◆ **Problem requirements**:
The entries are to be returned exactly, with images left out.

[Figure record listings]
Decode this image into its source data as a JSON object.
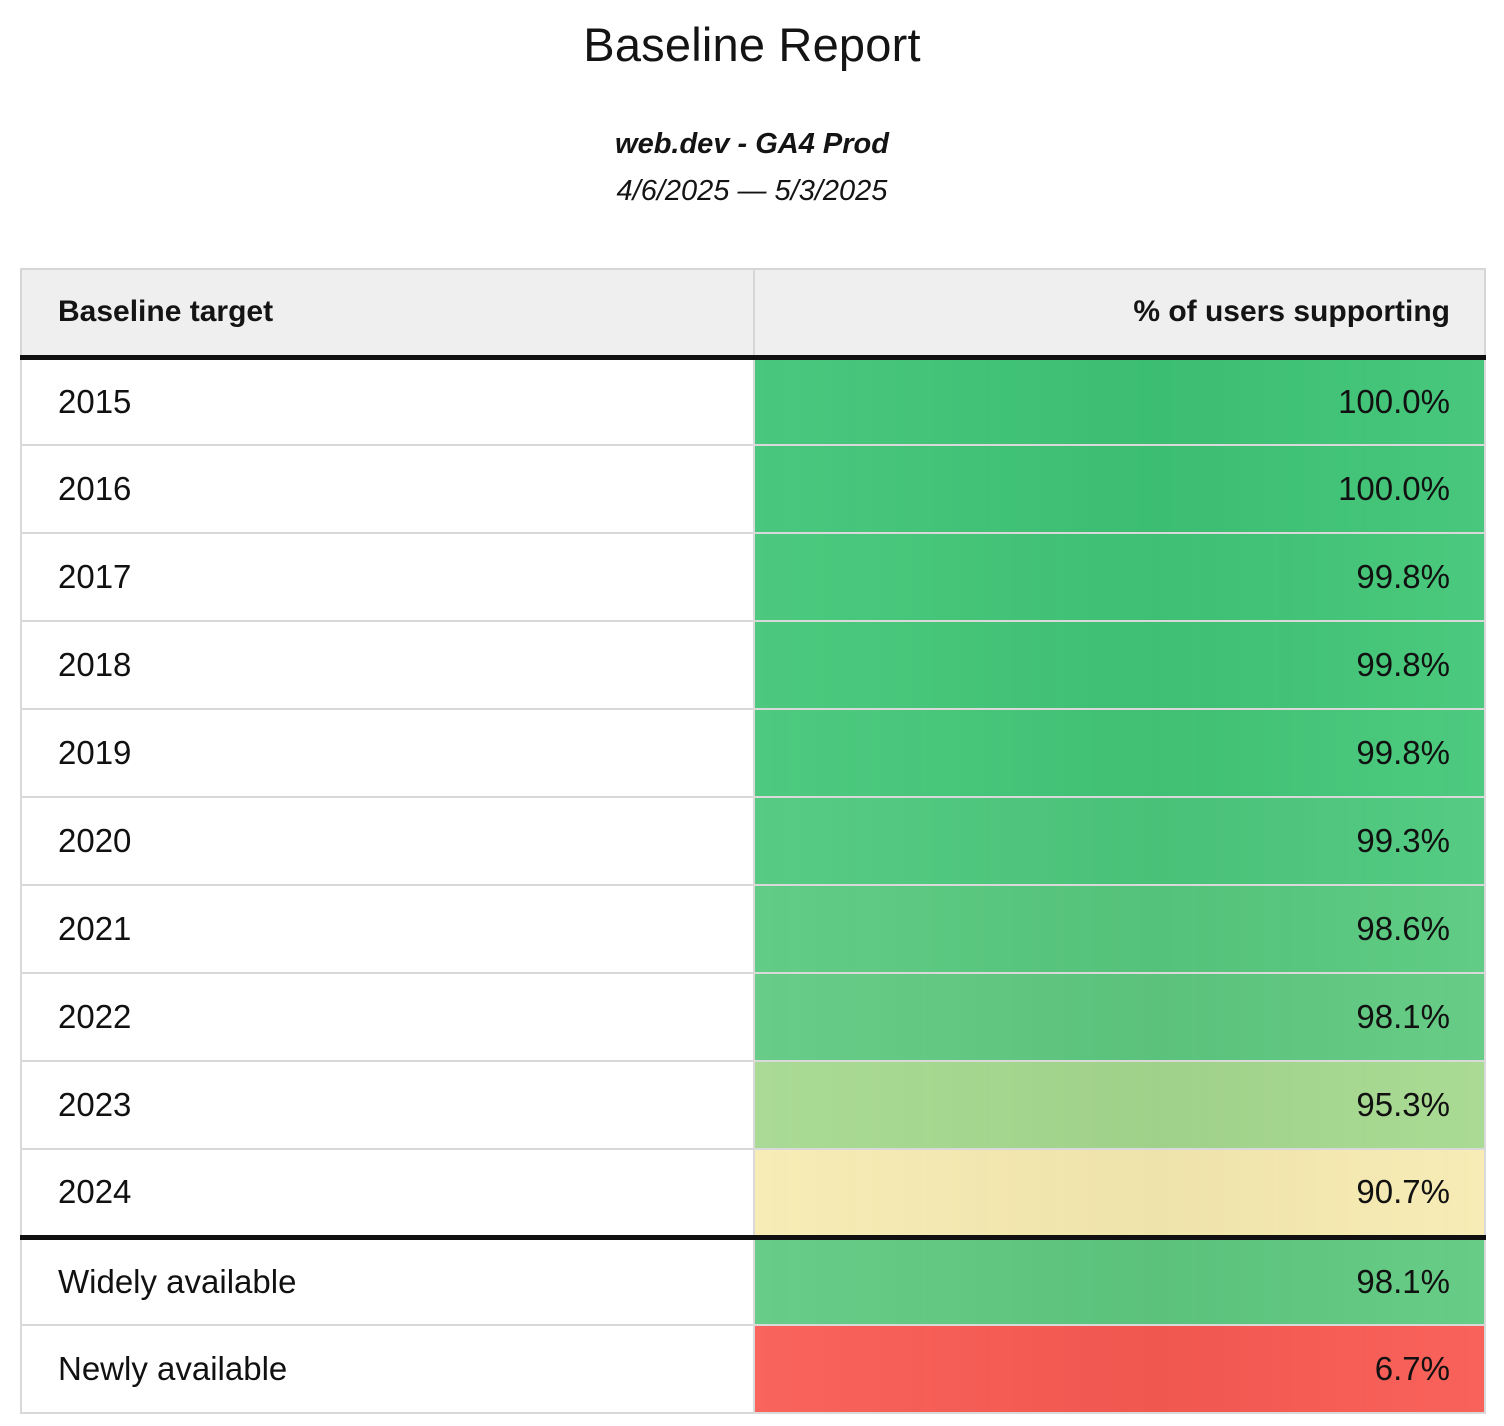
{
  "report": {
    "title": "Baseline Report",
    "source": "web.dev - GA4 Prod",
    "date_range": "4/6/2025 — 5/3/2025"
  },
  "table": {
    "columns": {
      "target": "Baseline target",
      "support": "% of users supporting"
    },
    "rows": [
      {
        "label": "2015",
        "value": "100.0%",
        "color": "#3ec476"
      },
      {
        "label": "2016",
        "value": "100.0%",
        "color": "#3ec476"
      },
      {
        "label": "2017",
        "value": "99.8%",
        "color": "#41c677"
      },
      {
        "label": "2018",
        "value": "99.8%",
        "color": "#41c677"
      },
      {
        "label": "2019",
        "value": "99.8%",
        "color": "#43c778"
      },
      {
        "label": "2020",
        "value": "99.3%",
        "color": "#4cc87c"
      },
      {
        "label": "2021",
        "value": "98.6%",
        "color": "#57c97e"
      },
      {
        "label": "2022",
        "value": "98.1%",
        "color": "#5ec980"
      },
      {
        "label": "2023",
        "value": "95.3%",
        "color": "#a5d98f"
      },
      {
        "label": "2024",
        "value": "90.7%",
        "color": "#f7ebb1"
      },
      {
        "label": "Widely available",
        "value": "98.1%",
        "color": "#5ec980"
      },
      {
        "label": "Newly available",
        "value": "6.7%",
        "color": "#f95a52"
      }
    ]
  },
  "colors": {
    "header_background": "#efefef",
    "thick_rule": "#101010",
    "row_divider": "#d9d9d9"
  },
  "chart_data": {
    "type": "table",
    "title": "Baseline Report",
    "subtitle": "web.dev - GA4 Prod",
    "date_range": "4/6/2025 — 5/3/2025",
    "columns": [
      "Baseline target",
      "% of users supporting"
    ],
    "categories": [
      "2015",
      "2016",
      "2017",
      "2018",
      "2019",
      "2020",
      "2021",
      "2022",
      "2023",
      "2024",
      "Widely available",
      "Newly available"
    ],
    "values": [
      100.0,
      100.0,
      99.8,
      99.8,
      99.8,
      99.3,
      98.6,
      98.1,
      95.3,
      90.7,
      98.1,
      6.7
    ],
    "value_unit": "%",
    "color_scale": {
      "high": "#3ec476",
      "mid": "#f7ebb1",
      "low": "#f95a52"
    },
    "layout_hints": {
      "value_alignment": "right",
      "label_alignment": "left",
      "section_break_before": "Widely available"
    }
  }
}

◆ **Solution to the exercise**:
Decode this image into its source data as a JSON object.
{
  "report": {
    "title": "Baseline Report",
    "source": "web.dev - GA4 Prod",
    "date_range": "4/6/2025 — 5/3/2025"
  },
  "table": {
    "columns": {
      "target": "Baseline target",
      "support": "% of users supporting"
    },
    "rows": [
      {
        "label": "2015",
        "value": "100.0%",
        "color": "#3ec476"
      },
      {
        "label": "2016",
        "value": "100.0%",
        "color": "#3ec476"
      },
      {
        "label": "2017",
        "value": "99.8%",
        "color": "#41c677"
      },
      {
        "label": "2018",
        "value": "99.8%",
        "color": "#41c677"
      },
      {
        "label": "2019",
        "value": "99.8%",
        "color": "#43c778"
      },
      {
        "label": "2020",
        "value": "99.3%",
        "color": "#4cc87c"
      },
      {
        "label": "2021",
        "value": "98.6%",
        "color": "#57c97e"
      },
      {
        "label": "2022",
        "value": "98.1%",
        "color": "#5ec980"
      },
      {
        "label": "2023",
        "value": "95.3%",
        "color": "#a5d98f"
      },
      {
        "label": "2024",
        "value": "90.7%",
        "color": "#f7ebb1"
      },
      {
        "label": "Widely available",
        "value": "98.1%",
        "color": "#5ec980"
      },
      {
        "label": "Newly available",
        "value": "6.7%",
        "color": "#f95a52"
      }
    ]
  },
  "colors": {
    "header_background": "#efefef",
    "thick_rule": "#101010",
    "row_divider": "#d9d9d9"
  },
  "chart_data": {
    "type": "table",
    "title": "Baseline Report",
    "subtitle": "web.dev - GA4 Prod",
    "date_range": "4/6/2025 — 5/3/2025",
    "columns": [
      "Baseline target",
      "% of users supporting"
    ],
    "categories": [
      "2015",
      "2016",
      "2017",
      "2018",
      "2019",
      "2020",
      "2021",
      "2022",
      "2023",
      "2024",
      "Widely available",
      "Newly available"
    ],
    "values": [
      100.0,
      100.0,
      99.8,
      99.8,
      99.8,
      99.3,
      98.6,
      98.1,
      95.3,
      90.7,
      98.1,
      6.7
    ],
    "value_unit": "%",
    "color_scale": {
      "high": "#3ec476",
      "mid": "#f7ebb1",
      "low": "#f95a52"
    },
    "layout_hints": {
      "value_alignment": "right",
      "label_alignment": "left",
      "section_break_before": "Widely available"
    }
  }
}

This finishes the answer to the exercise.